From the listing below, pull out every line where the string "JSON" appears.
---- Entries provided
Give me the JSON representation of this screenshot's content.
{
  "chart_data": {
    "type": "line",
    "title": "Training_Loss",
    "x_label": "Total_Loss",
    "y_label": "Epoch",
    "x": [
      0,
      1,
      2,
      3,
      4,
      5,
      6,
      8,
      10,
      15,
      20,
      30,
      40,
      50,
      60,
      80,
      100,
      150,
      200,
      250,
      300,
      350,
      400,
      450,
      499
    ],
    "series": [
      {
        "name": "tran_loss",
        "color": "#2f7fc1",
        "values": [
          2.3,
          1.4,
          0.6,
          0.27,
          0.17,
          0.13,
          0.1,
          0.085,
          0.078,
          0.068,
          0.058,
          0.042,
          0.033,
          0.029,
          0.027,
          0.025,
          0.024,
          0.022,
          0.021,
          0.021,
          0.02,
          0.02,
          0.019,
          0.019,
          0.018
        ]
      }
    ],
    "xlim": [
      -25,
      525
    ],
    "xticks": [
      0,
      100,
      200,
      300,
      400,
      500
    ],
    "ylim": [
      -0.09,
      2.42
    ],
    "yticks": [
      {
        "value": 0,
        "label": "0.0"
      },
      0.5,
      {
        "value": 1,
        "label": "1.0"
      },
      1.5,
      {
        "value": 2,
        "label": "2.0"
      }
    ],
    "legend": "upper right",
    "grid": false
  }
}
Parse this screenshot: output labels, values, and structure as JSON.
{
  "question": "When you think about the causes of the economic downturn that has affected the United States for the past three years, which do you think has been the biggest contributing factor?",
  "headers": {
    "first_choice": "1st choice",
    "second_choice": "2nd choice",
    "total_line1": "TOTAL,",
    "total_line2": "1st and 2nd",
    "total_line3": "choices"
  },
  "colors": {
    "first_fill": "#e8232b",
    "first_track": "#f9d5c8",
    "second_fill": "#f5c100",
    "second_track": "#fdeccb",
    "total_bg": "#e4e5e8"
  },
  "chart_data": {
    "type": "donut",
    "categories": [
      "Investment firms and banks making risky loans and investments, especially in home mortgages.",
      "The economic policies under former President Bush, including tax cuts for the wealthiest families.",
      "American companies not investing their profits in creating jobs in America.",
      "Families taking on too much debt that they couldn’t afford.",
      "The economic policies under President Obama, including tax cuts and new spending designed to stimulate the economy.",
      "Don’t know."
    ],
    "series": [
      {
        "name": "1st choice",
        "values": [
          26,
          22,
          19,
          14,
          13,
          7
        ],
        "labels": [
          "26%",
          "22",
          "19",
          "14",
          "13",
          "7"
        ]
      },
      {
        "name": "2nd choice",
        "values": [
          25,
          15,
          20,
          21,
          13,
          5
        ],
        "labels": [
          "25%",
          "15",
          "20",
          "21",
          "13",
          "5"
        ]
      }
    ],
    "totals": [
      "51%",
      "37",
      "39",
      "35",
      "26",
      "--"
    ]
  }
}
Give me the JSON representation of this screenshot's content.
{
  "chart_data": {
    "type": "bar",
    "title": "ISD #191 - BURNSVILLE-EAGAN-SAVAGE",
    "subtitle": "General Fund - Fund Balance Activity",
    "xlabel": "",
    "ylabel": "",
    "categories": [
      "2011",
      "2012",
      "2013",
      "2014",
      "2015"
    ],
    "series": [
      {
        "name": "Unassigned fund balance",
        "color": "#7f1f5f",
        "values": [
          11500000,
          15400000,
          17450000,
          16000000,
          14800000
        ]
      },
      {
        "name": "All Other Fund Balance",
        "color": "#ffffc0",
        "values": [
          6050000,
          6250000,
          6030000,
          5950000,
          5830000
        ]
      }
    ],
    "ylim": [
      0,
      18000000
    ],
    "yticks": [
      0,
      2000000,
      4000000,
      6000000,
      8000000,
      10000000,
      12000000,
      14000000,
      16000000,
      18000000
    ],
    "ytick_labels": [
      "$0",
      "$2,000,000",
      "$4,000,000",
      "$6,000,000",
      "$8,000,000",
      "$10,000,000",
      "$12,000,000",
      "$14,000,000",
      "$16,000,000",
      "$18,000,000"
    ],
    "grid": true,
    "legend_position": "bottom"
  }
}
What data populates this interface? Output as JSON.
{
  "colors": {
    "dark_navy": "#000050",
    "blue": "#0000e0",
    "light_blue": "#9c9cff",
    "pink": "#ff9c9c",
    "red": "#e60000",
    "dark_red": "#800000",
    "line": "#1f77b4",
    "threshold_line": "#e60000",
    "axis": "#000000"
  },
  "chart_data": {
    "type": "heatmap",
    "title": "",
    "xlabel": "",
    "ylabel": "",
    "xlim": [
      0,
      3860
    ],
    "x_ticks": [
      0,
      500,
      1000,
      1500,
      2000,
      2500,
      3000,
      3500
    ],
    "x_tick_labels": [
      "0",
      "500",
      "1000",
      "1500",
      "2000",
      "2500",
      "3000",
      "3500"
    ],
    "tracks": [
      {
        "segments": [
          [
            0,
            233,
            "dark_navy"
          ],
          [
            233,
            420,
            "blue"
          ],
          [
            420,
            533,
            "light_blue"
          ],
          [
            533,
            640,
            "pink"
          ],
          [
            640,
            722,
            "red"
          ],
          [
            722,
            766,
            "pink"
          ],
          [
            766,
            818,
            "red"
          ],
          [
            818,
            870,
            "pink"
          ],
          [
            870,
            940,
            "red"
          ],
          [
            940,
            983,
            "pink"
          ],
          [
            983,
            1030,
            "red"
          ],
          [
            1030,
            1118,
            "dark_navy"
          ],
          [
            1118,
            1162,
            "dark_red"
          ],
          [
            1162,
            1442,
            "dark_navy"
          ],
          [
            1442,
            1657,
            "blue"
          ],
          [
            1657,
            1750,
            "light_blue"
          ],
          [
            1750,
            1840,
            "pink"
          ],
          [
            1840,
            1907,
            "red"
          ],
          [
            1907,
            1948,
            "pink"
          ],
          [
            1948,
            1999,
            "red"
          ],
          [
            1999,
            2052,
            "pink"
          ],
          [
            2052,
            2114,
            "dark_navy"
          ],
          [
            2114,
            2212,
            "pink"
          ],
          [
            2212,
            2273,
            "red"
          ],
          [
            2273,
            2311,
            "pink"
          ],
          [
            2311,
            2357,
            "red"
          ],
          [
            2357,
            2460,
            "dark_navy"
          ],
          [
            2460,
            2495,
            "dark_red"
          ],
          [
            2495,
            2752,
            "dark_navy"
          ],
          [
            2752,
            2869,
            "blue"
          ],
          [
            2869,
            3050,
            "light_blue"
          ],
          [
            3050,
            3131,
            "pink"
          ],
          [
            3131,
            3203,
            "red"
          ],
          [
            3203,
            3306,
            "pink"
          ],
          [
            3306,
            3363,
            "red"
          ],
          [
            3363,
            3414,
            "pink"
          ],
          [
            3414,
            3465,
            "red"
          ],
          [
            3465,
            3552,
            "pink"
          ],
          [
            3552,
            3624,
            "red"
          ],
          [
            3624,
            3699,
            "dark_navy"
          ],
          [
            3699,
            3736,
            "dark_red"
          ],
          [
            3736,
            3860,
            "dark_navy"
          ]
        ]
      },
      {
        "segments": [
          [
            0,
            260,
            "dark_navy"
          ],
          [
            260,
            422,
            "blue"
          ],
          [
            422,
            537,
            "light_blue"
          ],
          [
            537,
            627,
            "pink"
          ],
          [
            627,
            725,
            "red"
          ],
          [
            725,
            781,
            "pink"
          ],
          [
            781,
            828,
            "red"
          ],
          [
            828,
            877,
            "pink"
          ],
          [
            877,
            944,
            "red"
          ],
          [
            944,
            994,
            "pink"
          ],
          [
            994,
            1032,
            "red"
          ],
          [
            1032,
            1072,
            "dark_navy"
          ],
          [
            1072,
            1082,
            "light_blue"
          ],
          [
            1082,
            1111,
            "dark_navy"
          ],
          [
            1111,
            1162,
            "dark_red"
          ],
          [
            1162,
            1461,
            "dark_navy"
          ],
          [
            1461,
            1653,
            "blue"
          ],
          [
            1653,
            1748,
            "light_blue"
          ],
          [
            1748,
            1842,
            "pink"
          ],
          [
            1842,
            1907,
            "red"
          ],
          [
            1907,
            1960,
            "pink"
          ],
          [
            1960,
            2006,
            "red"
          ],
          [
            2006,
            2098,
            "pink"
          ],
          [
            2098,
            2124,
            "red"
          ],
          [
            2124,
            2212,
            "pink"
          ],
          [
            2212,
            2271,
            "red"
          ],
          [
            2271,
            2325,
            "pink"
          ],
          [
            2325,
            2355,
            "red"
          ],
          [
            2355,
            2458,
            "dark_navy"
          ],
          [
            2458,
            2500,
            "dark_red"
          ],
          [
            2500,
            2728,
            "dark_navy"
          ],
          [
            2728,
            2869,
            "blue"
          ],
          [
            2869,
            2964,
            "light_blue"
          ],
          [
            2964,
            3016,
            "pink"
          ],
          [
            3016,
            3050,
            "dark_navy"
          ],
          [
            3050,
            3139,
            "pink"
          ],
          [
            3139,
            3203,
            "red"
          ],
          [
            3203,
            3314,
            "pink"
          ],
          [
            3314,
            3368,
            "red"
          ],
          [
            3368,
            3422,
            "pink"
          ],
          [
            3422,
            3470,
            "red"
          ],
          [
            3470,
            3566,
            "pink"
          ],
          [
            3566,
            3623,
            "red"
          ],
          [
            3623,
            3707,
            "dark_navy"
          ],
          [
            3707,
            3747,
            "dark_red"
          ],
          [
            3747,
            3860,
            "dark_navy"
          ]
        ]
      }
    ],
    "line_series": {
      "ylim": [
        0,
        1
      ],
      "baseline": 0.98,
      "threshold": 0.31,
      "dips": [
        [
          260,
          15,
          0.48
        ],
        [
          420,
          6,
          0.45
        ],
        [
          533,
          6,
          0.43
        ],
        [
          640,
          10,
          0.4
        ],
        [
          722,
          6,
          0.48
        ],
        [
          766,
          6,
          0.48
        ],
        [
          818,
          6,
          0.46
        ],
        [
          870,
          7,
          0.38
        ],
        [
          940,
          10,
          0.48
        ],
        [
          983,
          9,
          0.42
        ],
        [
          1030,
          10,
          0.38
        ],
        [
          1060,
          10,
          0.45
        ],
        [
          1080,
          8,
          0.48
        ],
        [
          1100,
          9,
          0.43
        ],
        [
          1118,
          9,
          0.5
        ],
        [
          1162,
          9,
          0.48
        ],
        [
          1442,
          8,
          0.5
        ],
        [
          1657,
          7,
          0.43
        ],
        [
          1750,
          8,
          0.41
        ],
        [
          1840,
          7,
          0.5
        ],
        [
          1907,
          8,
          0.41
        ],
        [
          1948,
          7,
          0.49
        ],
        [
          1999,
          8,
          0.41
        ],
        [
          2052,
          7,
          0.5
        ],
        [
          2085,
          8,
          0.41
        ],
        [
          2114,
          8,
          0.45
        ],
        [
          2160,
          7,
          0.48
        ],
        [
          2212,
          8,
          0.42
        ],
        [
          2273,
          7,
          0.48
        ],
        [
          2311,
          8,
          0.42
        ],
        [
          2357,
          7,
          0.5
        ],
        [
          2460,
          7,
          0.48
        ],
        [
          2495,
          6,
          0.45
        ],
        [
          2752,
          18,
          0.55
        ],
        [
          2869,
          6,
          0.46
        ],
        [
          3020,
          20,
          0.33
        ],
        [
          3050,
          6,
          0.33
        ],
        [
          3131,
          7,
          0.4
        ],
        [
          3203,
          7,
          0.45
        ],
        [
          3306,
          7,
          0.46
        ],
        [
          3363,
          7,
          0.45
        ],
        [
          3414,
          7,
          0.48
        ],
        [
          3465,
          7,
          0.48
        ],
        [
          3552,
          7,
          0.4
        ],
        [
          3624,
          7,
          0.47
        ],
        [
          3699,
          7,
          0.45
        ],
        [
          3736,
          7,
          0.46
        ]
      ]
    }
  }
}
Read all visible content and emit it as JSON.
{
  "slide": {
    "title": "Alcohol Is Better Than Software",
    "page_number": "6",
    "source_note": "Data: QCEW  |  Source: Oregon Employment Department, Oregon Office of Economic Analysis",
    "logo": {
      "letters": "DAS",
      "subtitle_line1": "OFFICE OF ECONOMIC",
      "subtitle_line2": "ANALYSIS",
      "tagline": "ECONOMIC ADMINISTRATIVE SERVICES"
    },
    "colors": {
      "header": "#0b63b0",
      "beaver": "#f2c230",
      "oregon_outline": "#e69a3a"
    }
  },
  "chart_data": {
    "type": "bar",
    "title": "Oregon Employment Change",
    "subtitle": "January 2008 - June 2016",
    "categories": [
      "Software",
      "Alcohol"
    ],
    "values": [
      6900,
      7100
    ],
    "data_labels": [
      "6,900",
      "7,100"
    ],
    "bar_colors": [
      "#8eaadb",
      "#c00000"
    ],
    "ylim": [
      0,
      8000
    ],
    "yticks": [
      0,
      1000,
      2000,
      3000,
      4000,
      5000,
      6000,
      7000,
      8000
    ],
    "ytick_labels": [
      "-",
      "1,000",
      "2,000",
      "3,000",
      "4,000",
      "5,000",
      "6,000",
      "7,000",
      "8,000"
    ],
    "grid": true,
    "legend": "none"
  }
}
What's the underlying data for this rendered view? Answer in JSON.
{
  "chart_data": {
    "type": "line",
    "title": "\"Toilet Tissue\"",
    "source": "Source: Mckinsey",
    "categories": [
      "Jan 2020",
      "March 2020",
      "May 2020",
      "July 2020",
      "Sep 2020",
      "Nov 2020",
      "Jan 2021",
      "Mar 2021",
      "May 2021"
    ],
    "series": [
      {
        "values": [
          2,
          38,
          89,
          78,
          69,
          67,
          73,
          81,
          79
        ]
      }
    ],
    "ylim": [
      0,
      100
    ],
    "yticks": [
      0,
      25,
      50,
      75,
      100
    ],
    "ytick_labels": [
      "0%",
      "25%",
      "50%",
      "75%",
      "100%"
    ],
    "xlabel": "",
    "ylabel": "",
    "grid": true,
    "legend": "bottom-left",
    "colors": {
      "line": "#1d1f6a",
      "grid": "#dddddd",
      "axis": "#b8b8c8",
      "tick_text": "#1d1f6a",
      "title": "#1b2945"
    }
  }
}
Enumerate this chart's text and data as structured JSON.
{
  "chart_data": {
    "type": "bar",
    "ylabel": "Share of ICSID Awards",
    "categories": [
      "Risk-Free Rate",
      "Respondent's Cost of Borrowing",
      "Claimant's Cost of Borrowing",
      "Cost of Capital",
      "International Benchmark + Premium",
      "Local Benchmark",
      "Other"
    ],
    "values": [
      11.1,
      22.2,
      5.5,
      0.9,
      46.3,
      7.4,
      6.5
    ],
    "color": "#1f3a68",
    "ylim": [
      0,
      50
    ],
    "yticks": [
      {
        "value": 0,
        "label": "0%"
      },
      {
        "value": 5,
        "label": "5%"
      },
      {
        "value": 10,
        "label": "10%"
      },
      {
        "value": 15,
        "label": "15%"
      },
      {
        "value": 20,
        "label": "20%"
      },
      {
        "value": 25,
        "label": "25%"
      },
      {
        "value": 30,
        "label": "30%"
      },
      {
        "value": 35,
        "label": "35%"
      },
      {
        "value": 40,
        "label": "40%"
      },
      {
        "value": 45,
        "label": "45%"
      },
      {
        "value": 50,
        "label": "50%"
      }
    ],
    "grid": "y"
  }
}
--------
| Response |
Give me the JSON representation of this screenshot's content.
Parse this screenshot: output labels, values, and structure as JSON.
Give me the JSON representation of this screenshot's content.
What data populates this interface? Output as JSON.
Read all visible content and emit it as JSON.
What's the underlying data for this rendered view? Answer in JSON.
Enumerate this chart's text and data as structured JSON.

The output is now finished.